> **DATA ROWS**
◆ ◆ ◆ ◆ ◆ ◆ ◆

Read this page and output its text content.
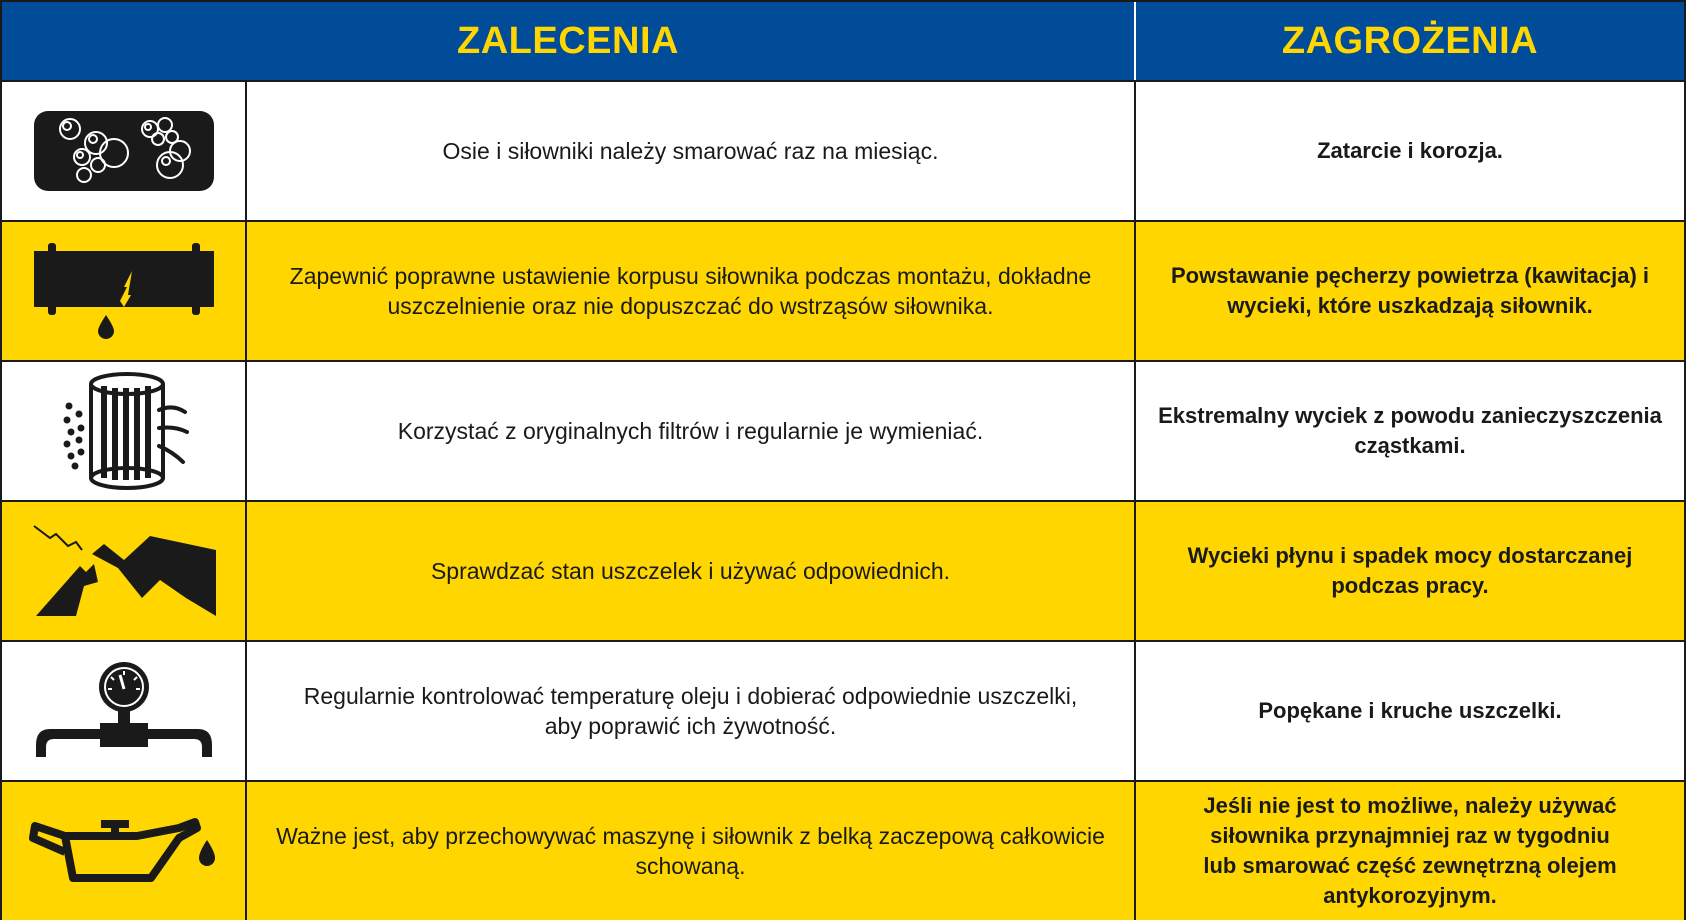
ZALECENIA	ZAGROŻENIA
Osie i siłowniki należy smarować raz na miesiąc.	Zatarcie i korozja.
Zapewnić poprawne ustawienie korpusu siłownika podczas montażu, dokładne
uszczelnienie oraz nie dopuszczać do wstrząsów siłownika.
Powstawanie pęcherzy powietrza (kawitacja) i
wycieki, które uszkadzają siłownik.
Korzystać z oryginalnych filtrów i regularnie je wymieniać.
Ekstremalny wyciek z powodu zanieczyszczenia
cząstkami.
Sprawdzać stan uszczelek i używać odpowiednich.
Wycieki płynu i spadek mocy dostarczanej
podczas pracy.
Regularnie kontrolować temperaturę oleju i dobierać odpowiednie uszczelki,
aby poprawić ich żywotność.
Popękane i kruche uszczelki.
Ważne jest, aby przechowywać maszynę i siłownik z belką zaczepową całkowicie
schowaną.
Jeśli nie jest to możliwe, należy używać
siłownika przynajmniej raz w tygodniu
lub smarować część zewnętrzną olejem
antykorozyjnym.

◆ ◆ ◆ ◆ ◆ ◆ ◆

> **WHAT IS REQUIRED**
Search the data for "należy". Copy every line that has it.

> **SOLUTION FOR THIS TASK**
Osie i siłowniki należy smarować raz na miesiąc.	Zatarcie i korozja.
Jeśli nie jest to możliwe, należy używać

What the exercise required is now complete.